--- start ---

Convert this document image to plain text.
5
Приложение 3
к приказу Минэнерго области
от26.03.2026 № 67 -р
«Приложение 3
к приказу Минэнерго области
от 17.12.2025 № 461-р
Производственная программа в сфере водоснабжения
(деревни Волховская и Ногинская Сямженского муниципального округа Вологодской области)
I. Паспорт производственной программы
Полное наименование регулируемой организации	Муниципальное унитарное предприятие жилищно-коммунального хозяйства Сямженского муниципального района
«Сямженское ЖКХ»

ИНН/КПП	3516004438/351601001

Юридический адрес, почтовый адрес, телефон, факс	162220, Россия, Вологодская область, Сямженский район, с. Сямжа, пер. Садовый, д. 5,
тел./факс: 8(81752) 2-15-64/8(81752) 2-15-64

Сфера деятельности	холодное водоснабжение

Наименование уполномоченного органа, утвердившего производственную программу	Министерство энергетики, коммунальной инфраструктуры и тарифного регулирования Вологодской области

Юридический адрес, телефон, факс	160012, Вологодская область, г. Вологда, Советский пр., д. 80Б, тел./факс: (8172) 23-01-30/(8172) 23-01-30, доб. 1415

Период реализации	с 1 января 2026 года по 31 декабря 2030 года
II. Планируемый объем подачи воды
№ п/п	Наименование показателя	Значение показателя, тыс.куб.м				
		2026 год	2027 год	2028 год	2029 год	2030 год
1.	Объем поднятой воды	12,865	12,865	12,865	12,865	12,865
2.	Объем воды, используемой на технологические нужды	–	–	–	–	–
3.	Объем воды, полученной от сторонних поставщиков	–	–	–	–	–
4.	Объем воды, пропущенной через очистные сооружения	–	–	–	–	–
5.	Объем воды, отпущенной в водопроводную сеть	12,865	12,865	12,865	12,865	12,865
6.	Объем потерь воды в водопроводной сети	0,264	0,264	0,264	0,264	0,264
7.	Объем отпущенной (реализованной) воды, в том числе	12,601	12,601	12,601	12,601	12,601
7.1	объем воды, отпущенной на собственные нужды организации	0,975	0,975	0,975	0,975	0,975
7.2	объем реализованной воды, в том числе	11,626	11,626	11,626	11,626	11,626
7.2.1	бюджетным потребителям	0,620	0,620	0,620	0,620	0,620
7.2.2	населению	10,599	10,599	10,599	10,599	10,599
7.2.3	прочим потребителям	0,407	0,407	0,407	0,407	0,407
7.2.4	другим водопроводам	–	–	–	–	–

--- end ---

## Exercise prompt
Search the data above for the string "Юридический" and return every line that has it.

## Solution for this task
Юридический адрес, почтовый адрес, телефон, факс	162220, Россия, Вологодская область, Сямженский район, с. Сямжа, пер. Садовый, д. 5,
Юридический адрес, телефон, факс	160012, Вологодская область, г. Вологда, Советский пр., д. 80Б, тел./факс: (8172) 23-01-30/(8172) 23-01-30, доб. 1415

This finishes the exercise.